Entries with figure data:
┄┄┄┄┄┄┄┄┄┄
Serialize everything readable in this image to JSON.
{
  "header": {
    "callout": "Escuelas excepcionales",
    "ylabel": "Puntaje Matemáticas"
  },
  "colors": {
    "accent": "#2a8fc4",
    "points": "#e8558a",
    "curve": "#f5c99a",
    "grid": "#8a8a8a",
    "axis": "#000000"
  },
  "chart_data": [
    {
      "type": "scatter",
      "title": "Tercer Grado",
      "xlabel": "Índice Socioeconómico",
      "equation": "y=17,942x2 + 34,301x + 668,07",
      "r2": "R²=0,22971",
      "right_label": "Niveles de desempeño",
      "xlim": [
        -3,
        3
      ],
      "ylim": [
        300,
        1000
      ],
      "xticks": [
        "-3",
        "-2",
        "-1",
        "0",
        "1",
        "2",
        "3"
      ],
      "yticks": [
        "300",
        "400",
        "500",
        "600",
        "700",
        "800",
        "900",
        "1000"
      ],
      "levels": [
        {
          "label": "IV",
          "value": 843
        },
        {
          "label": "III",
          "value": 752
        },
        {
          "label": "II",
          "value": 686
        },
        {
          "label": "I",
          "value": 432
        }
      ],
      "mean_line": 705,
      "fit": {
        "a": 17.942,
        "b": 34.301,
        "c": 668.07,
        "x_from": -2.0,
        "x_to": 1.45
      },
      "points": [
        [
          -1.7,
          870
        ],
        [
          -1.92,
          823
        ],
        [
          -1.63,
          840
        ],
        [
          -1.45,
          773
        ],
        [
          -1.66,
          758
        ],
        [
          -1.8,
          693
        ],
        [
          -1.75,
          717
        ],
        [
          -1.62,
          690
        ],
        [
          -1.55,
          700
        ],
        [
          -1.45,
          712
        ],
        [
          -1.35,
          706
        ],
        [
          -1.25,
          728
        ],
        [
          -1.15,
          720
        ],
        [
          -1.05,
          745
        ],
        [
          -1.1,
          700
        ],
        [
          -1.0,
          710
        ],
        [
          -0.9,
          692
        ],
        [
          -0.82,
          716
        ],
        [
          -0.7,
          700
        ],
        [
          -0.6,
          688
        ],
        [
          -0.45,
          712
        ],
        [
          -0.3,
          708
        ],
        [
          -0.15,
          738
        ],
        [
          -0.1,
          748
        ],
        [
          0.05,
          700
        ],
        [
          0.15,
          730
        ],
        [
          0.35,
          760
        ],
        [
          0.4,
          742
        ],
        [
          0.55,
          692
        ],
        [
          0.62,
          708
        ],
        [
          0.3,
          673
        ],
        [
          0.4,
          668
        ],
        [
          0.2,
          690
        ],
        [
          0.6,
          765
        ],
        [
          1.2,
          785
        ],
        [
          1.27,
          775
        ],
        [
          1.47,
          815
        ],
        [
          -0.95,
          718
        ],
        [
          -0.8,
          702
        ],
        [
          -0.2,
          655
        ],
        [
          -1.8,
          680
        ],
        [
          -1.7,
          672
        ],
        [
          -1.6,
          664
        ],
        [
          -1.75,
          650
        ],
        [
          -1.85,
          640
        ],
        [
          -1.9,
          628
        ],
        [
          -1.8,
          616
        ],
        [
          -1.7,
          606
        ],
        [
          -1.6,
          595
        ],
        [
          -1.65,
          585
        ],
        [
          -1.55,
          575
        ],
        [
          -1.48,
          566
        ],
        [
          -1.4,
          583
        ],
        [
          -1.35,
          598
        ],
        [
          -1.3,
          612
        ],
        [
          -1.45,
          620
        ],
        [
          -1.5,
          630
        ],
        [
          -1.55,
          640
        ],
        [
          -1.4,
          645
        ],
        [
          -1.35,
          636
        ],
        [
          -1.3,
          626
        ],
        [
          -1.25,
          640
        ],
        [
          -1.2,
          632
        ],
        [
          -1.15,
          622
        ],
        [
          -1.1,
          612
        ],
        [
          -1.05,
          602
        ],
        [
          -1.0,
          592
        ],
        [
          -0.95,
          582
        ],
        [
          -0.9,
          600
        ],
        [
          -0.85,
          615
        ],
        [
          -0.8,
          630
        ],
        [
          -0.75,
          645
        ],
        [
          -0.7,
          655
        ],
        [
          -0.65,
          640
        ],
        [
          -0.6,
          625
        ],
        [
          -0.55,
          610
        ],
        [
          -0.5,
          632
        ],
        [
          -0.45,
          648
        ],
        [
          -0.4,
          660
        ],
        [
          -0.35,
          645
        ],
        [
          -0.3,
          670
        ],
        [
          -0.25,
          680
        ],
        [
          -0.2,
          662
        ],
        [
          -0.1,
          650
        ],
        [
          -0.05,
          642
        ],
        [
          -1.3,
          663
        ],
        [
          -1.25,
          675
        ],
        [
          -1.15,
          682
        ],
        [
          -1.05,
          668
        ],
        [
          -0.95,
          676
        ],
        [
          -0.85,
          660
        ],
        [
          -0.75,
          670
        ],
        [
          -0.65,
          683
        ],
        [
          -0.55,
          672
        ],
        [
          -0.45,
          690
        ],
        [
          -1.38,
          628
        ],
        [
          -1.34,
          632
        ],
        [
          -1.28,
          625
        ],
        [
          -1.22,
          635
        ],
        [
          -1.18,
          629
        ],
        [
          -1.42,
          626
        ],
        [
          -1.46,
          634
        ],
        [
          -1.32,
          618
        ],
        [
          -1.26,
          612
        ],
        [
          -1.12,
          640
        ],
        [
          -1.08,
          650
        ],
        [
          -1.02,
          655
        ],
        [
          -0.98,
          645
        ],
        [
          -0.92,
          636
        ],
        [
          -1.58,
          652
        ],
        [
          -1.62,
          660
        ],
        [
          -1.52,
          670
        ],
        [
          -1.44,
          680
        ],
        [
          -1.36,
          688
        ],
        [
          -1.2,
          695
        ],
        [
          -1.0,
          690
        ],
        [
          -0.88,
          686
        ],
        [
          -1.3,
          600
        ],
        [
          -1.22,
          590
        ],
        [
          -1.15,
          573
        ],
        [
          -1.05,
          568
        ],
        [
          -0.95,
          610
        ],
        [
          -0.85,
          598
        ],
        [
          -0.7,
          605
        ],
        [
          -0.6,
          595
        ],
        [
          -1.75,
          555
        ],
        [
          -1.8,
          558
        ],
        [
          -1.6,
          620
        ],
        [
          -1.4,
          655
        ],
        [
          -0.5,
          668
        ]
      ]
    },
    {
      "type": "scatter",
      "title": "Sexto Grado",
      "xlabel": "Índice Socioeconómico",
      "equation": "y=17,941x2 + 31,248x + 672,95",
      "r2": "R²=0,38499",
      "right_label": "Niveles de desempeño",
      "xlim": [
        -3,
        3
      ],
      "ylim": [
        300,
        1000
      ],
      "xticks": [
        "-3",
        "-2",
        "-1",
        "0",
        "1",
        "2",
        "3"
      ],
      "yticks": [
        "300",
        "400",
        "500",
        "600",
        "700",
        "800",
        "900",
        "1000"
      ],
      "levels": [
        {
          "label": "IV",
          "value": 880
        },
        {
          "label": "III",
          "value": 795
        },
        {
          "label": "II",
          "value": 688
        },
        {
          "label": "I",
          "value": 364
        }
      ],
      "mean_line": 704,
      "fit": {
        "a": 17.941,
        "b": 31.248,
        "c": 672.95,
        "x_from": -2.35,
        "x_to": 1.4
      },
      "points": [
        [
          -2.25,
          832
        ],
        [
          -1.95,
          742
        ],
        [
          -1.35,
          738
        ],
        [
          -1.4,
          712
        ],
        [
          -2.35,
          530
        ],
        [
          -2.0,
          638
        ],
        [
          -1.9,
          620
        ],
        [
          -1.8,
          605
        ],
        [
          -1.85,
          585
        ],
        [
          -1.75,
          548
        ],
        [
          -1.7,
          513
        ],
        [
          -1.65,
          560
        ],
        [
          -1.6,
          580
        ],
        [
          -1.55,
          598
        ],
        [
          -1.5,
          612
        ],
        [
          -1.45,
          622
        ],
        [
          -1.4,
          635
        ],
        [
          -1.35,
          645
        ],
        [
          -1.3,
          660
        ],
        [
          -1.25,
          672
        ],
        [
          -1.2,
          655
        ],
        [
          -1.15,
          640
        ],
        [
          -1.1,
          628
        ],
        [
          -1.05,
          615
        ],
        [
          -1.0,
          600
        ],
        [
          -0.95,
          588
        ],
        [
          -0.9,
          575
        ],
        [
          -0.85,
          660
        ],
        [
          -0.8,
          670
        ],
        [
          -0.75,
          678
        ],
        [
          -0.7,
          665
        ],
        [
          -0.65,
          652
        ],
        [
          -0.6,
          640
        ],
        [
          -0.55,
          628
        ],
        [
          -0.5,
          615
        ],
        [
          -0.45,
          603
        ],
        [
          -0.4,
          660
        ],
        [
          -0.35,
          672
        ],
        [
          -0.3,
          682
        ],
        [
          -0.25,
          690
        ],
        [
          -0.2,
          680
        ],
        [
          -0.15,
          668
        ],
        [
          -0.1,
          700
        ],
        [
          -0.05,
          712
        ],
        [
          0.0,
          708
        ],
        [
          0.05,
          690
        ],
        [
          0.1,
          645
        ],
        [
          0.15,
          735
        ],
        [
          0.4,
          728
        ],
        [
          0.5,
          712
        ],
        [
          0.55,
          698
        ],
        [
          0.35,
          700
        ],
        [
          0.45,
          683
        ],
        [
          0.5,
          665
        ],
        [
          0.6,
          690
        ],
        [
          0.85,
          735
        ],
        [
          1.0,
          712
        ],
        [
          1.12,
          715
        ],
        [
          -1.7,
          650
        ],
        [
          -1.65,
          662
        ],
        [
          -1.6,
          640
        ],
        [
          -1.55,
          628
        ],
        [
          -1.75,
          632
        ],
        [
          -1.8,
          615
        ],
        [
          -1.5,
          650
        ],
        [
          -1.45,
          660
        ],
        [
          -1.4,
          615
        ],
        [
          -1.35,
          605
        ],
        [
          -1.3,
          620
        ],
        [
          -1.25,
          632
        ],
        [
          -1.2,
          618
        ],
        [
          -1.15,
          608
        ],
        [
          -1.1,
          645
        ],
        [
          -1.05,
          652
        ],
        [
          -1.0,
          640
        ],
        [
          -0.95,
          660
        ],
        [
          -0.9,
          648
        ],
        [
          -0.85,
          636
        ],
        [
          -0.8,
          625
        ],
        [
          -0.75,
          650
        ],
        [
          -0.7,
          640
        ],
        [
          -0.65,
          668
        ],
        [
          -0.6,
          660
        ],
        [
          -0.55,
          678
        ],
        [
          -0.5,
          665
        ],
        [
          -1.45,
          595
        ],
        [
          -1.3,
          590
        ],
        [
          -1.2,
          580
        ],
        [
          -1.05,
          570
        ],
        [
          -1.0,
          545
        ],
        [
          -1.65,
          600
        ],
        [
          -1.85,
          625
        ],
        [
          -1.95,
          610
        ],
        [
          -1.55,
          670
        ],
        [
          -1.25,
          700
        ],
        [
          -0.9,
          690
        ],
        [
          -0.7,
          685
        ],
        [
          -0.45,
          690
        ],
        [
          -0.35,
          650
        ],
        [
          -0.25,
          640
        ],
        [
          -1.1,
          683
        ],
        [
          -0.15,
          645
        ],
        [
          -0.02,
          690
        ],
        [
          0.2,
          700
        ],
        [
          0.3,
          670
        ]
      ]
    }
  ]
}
┄┄┄┄┄┄┄┄┄┄
YOUR GOAL: Filter the entries down to the lines containing "Grado". Copy each of those lines.

CORRECT RESULT:
      "title": "Tercer Grado",
      "title": "Sexto Grado",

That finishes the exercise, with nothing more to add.